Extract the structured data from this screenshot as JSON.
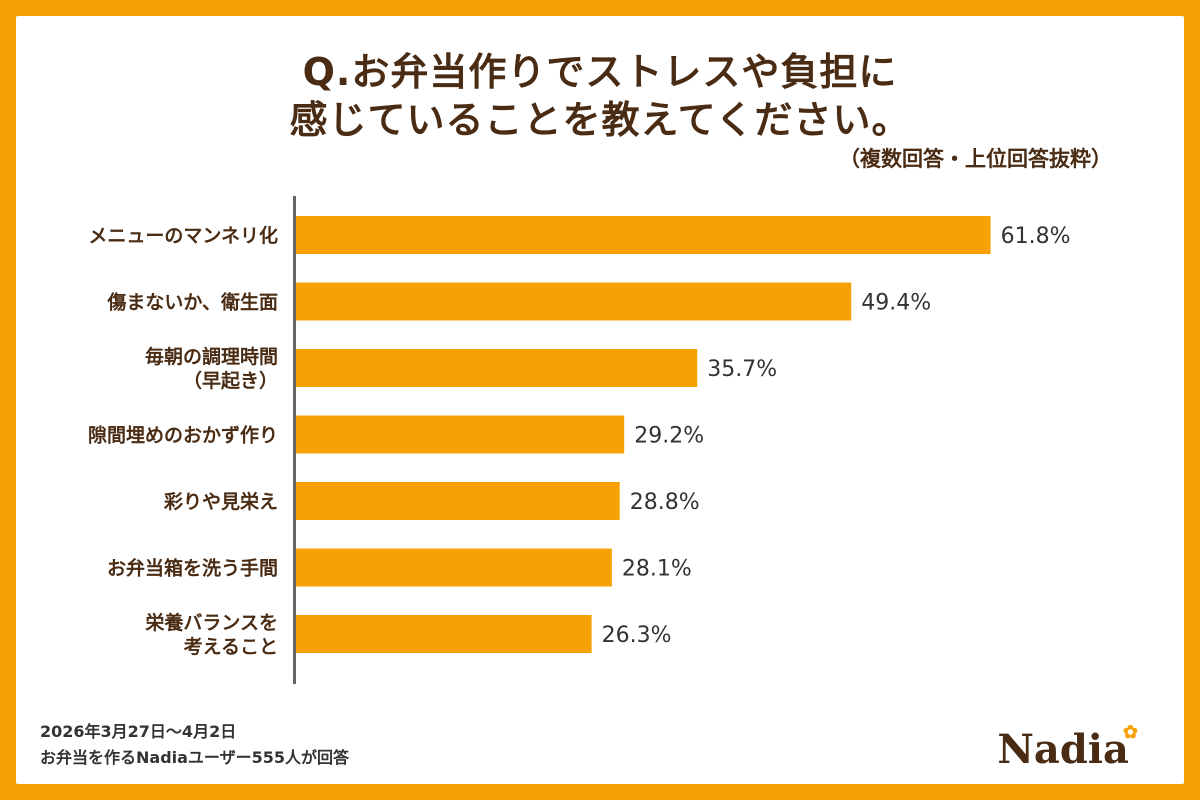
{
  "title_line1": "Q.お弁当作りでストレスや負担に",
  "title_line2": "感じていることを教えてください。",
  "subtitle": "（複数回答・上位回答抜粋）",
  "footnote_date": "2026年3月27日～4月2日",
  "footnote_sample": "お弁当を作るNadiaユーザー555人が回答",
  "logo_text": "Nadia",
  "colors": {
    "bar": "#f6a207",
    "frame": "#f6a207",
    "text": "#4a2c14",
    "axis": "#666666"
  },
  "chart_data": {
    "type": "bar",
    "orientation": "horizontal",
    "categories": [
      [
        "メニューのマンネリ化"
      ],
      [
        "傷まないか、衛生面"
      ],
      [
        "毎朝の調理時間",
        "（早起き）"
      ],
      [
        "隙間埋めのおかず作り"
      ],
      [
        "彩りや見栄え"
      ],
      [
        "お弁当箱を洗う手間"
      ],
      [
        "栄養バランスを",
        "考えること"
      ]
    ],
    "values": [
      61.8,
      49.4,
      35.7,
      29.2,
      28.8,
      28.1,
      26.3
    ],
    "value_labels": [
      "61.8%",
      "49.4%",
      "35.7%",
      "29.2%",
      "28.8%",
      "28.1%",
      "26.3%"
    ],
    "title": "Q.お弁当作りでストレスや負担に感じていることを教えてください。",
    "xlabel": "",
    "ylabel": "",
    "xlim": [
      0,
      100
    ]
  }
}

__Brief__
Pictures in the records above are left out; print everything else exactly as written.

__Task solution__
Extract the structured data from this screenshot as JSON.
{
  "title_line1": "Q.お弁当作りでストレスや負担に",
  "title_line2": "感じていることを教えてください。",
  "subtitle": "（複数回答・上位回答抜粋）",
  "footnote_date": "2026年3月27日～4月2日",
  "footnote_sample": "お弁当を作るNadiaユーザー555人が回答",
  "logo_text": "Nadia",
  "colors": {
    "bar": "#f6a207",
    "frame": "#f6a207",
    "text": "#4a2c14",
    "axis": "#666666"
  },
  "chart_data": {
    "type": "bar",
    "orientation": "horizontal",
    "categories": [
      [
        "メニューのマンネリ化"
      ],
      [
        "傷まないか、衛生面"
      ],
      [
        "毎朝の調理時間",
        "（早起き）"
      ],
      [
        "隙間埋めのおかず作り"
      ],
      [
        "彩りや見栄え"
      ],
      [
        "お弁当箱を洗う手間"
      ],
      [
        "栄養バランスを",
        "考えること"
      ]
    ],
    "values": [
      61.8,
      49.4,
      35.7,
      29.2,
      28.8,
      28.1,
      26.3
    ],
    "value_labels": [
      "61.8%",
      "49.4%",
      "35.7%",
      "29.2%",
      "28.8%",
      "28.1%",
      "26.3%"
    ],
    "title": "Q.お弁当作りでストレスや負担に感じていることを教えてください。",
    "xlabel": "",
    "ylabel": "",
    "xlim": [
      0,
      100
    ]
  }
}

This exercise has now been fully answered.